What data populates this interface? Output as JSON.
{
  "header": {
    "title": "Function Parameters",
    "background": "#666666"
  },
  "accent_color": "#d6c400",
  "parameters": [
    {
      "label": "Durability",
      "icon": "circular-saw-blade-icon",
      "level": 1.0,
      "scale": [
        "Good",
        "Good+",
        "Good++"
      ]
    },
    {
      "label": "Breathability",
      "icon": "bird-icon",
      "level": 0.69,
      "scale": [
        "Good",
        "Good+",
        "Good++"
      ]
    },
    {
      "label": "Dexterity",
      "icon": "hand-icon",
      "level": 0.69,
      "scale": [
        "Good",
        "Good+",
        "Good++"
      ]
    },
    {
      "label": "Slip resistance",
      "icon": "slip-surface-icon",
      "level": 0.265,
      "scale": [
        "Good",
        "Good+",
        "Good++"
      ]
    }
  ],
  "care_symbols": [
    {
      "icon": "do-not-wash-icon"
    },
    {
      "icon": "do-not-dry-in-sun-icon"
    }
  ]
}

Exercise description
All of the records must be repeated exactly.

The reply
What data populates this interface? Output as JSON.
{
  "header": {
    "title": "Function Parameters",
    "background": "#666666"
  },
  "accent_color": "#d6c400",
  "parameters": [
    {
      "label": "Durability",
      "icon": "circular-saw-blade-icon",
      "level": 1.0,
      "scale": [
        "Good",
        "Good+",
        "Good++"
      ]
    },
    {
      "label": "Breathability",
      "icon": "bird-icon",
      "level": 0.69,
      "scale": [
        "Good",
        "Good+",
        "Good++"
      ]
    },
    {
      "label": "Dexterity",
      "icon": "hand-icon",
      "level": 0.69,
      "scale": [
        "Good",
        "Good+",
        "Good++"
      ]
    },
    {
      "label": "Slip resistance",
      "icon": "slip-surface-icon",
      "level": 0.265,
      "scale": [
        "Good",
        "Good+",
        "Good++"
      ]
    }
  ],
  "care_symbols": [
    {
      "icon": "do-not-wash-icon"
    },
    {
      "icon": "do-not-dry-in-sun-icon"
    }
  ]
}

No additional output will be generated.